INPUT ROWS
____

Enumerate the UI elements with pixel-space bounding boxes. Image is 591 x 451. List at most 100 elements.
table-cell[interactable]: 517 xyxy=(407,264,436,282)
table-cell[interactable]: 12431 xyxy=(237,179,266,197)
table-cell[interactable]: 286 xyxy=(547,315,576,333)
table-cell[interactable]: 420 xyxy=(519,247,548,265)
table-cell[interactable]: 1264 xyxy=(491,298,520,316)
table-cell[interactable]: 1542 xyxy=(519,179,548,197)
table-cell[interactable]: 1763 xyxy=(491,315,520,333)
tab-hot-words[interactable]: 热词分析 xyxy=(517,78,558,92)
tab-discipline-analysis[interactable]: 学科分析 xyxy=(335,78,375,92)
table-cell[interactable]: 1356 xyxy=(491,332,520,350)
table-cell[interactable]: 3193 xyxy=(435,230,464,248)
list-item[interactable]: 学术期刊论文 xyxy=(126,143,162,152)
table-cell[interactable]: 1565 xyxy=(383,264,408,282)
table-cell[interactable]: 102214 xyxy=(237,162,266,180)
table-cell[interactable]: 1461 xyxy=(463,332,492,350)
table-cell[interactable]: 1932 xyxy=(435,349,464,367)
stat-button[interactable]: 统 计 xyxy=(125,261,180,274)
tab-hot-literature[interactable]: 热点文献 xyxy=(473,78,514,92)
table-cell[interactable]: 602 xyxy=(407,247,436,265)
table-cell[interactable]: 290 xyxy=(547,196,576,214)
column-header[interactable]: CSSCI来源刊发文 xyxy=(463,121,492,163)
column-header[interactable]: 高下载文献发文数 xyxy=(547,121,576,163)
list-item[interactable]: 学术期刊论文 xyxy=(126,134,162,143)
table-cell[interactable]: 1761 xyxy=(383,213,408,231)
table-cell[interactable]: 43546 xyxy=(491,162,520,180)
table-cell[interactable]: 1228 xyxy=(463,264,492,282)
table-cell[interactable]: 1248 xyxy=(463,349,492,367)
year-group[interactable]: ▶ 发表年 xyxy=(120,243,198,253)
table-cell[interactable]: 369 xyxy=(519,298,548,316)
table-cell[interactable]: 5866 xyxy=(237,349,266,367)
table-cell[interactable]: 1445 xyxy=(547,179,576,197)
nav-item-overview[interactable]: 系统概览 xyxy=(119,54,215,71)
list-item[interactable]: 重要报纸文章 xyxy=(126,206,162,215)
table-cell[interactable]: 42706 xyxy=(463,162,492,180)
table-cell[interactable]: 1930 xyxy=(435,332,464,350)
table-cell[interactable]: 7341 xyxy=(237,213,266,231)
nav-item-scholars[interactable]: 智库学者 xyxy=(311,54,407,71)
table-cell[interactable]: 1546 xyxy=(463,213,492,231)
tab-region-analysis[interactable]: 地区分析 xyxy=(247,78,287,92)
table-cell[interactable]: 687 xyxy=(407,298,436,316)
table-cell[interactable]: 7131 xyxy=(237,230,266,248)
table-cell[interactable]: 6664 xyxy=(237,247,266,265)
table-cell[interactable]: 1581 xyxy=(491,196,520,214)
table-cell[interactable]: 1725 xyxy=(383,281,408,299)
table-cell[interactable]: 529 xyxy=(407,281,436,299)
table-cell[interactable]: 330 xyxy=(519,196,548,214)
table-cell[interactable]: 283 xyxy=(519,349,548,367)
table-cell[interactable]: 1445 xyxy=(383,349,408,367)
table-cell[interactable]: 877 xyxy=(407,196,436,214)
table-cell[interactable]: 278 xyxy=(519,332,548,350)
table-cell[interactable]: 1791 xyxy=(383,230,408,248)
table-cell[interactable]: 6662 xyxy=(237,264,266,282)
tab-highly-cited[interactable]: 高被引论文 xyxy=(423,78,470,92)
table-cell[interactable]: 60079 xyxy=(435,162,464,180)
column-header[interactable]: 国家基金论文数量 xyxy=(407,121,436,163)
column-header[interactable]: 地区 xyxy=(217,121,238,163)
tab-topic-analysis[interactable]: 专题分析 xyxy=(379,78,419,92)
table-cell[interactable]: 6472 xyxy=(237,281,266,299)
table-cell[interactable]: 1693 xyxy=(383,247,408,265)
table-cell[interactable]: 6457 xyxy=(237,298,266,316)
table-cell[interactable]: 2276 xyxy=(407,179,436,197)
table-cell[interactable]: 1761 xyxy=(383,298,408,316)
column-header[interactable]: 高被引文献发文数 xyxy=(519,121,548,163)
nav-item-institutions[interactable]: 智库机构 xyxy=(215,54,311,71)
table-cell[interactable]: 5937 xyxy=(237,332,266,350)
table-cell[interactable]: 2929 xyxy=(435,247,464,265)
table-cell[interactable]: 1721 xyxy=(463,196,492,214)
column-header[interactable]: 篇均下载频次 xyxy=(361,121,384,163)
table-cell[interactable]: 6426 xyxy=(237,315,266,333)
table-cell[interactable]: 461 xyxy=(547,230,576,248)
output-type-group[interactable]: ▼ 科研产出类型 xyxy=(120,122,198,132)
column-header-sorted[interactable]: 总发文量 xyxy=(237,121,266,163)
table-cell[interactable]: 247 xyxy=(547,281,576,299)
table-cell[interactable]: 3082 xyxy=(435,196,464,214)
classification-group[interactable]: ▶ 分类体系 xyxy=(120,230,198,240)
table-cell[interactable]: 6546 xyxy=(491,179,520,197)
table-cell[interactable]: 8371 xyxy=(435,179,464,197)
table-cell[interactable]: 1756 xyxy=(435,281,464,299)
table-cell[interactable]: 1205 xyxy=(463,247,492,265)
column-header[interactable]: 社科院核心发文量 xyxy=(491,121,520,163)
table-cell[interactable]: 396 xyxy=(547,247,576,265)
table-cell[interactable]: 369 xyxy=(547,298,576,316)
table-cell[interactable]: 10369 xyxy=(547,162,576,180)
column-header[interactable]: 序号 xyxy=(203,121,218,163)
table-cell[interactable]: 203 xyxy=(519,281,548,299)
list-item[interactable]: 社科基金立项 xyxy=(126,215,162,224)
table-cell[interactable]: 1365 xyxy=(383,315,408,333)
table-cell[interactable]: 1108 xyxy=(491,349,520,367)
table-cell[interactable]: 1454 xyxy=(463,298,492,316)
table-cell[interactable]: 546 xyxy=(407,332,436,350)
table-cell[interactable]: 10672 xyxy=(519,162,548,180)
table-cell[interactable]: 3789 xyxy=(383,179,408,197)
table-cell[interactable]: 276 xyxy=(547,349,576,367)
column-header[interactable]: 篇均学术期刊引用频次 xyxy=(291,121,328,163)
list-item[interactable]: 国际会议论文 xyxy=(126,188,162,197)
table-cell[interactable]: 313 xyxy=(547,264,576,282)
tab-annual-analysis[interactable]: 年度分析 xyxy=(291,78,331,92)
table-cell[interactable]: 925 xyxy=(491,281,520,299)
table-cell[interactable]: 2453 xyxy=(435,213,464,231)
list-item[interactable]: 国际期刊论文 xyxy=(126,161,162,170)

____

WHAT YOU ARE ASKED TO DO
Return each line of the records above unchanged.

CORRECT RESPONSE
Enumerate the UI elements with pixel-space bounding boxes. Image is 591 x 451. List at most 100 elements.
table-cell[interactable]: 517 xyxy=(407,264,436,282)
table-cell[interactable]: 12431 xyxy=(237,179,266,197)
table-cell[interactable]: 286 xyxy=(547,315,576,333)
table-cell[interactable]: 420 xyxy=(519,247,548,265)
table-cell[interactable]: 1264 xyxy=(491,298,520,316)
table-cell[interactable]: 1542 xyxy=(519,179,548,197)
table-cell[interactable]: 1763 xyxy=(491,315,520,333)
tab-hot-words[interactable]: 热词分析 xyxy=(517,78,558,92)
tab-discipline-analysis[interactable]: 学科分析 xyxy=(335,78,375,92)
table-cell[interactable]: 1356 xyxy=(491,332,520,350)
table-cell[interactable]: 3193 xyxy=(435,230,464,248)
list-item[interactable]: 学术期刊论文 xyxy=(126,143,162,152)
table-cell[interactable]: 1565 xyxy=(383,264,408,282)
table-cell[interactable]: 102214 xyxy=(237,162,266,180)
table-cell[interactable]: 1461 xyxy=(463,332,492,350)
table-cell[interactable]: 1932 xyxy=(435,349,464,367)
stat-button[interactable]: 统 计 xyxy=(125,261,180,274)
tab-hot-literature[interactable]: 热点文献 xyxy=(473,78,514,92)
table-cell[interactable]: 602 xyxy=(407,247,436,265)
table-cell[interactable]: 290 xyxy=(547,196,576,214)
column-header[interactable]: CSSCI来源刊发文 xyxy=(463,121,492,163)
column-header[interactable]: 高下载文献发文数 xyxy=(547,121,576,163)
list-item[interactable]: 学术期刊论文 xyxy=(126,134,162,143)
table-cell[interactable]: 1761 xyxy=(383,213,408,231)
table-cell[interactable]: 43546 xyxy=(491,162,520,180)
table-cell[interactable]: 1228 xyxy=(463,264,492,282)
table-cell[interactable]: 1248 xyxy=(463,349,492,367)
year-group[interactable]: ▶ 发表年 xyxy=(120,243,198,253)
table-cell[interactable]: 369 xyxy=(519,298,548,316)
table-cell[interactable]: 5866 xyxy=(237,349,266,367)
table-cell[interactable]: 1445 xyxy=(547,179,576,197)
nav-item-overview[interactable]: 系统概览 xyxy=(119,54,215,71)
list-item[interactable]: 重要报纸文章 xyxy=(126,206,162,215)
table-cell[interactable]: 42706 xyxy=(463,162,492,180)
table-cell[interactable]: 1930 xyxy=(435,332,464,350)
table-cell[interactable]: 7341 xyxy=(237,213,266,231)
nav-item-scholars[interactable]: 智库学者 xyxy=(311,54,407,71)
table-cell[interactable]: 1546 xyxy=(463,213,492,231)
tab-region-analysis[interactable]: 地区分析 xyxy=(247,78,287,92)
table-cell[interactable]: 687 xyxy=(407,298,436,316)
table-cell[interactable]: 7131 xyxy=(237,230,266,248)
table-cell[interactable]: 6664 xyxy=(237,247,266,265)
table-cell[interactable]: 1581 xyxy=(491,196,520,214)
table-cell[interactable]: 1725 xyxy=(383,281,408,299)
table-cell[interactable]: 529 xyxy=(407,281,436,299)
table-cell[interactable]: 330 xyxy=(519,196,548,214)
table-cell[interactable]: 283 xyxy=(519,349,548,367)
table-cell[interactable]: 1445 xyxy=(383,349,408,367)
table-cell[interactable]: 877 xyxy=(407,196,436,214)
table-cell[interactable]: 278 xyxy=(519,332,548,350)
table-cell[interactable]: 1791 xyxy=(383,230,408,248)
table-cell[interactable]: 6662 xyxy=(237,264,266,282)
tab-highly-cited[interactable]: 高被引论文 xyxy=(423,78,470,92)
table-cell[interactable]: 60079 xyxy=(435,162,464,180)
column-header[interactable]: 国家基金论文数量 xyxy=(407,121,436,163)
column-header[interactable]: 地区 xyxy=(217,121,238,163)
tab-topic-analysis[interactable]: 专题分析 xyxy=(379,78,419,92)
table-cell[interactable]: 6472 xyxy=(237,281,266,299)
table-cell[interactable]: 1693 xyxy=(383,247,408,265)
table-cell[interactable]: 6457 xyxy=(237,298,266,316)
table-cell[interactable]: 2276 xyxy=(407,179,436,197)
table-cell[interactable]: 1761 xyxy=(383,298,408,316)
column-header[interactable]: 高被引文献发文数 xyxy=(519,121,548,163)
nav-item-institutions[interactable]: 智库机构 xyxy=(215,54,311,71)
table-cell[interactable]: 5937 xyxy=(237,332,266,350)
table-cell[interactable]: 2929 xyxy=(435,247,464,265)
table-cell[interactable]: 1721 xyxy=(463,196,492,214)
column-header[interactable]: 篇均下载频次 xyxy=(361,121,384,163)
table-cell[interactable]: 6426 xyxy=(237,315,266,333)
table-cell[interactable]: 461 xyxy=(547,230,576,248)
output-type-group[interactable]: ▼ 科研产出类型 xyxy=(120,122,198,132)
column-header-sorted[interactable]: 总发文量 xyxy=(237,121,266,163)
table-cell[interactable]: 247 xyxy=(547,281,576,299)
table-cell[interactable]: 3082 xyxy=(435,196,464,214)
classification-group[interactable]: ▶ 分类体系 xyxy=(120,230,198,240)
table-cell[interactable]: 6546 xyxy=(491,179,520,197)
table-cell[interactable]: 8371 xyxy=(435,179,464,197)
table-cell[interactable]: 1756 xyxy=(435,281,464,299)
table-cell[interactable]: 1205 xyxy=(463,247,492,265)
column-header[interactable]: 社科院核心发文量 xyxy=(491,121,520,163)
table-cell[interactable]: 396 xyxy=(547,247,576,265)
table-cell[interactable]: 369 xyxy=(547,298,576,316)
table-cell[interactable]: 10369 xyxy=(547,162,576,180)
column-header[interactable]: 序号 xyxy=(203,121,218,163)
table-cell[interactable]: 203 xyxy=(519,281,548,299)
list-item[interactable]: 社科基金立项 xyxy=(126,215,162,224)
table-cell[interactable]: 1365 xyxy=(383,315,408,333)
table-cell[interactable]: 1108 xyxy=(491,349,520,367)
table-cell[interactable]: 1454 xyxy=(463,298,492,316)
table-cell[interactable]: 546 xyxy=(407,332,436,350)
table-cell[interactable]: 10672 xyxy=(519,162,548,180)
table-cell[interactable]: 3789 xyxy=(383,179,408,197)
table-cell[interactable]: 276 xyxy=(547,349,576,367)
column-header[interactable]: 篇均学术期刊引用频次 xyxy=(291,121,328,163)
list-item[interactable]: 国际会议论文 xyxy=(126,188,162,197)
table-cell[interactable]: 313 xyxy=(547,264,576,282)
tab-annual-analysis[interactable]: 年度分析 xyxy=(291,78,331,92)
table-cell[interactable]: 925 xyxy=(491,281,520,299)
table-cell[interactable]: 2453 xyxy=(435,213,464,231)
list-item[interactable]: 国际期刊论文 xyxy=(126,161,162,170)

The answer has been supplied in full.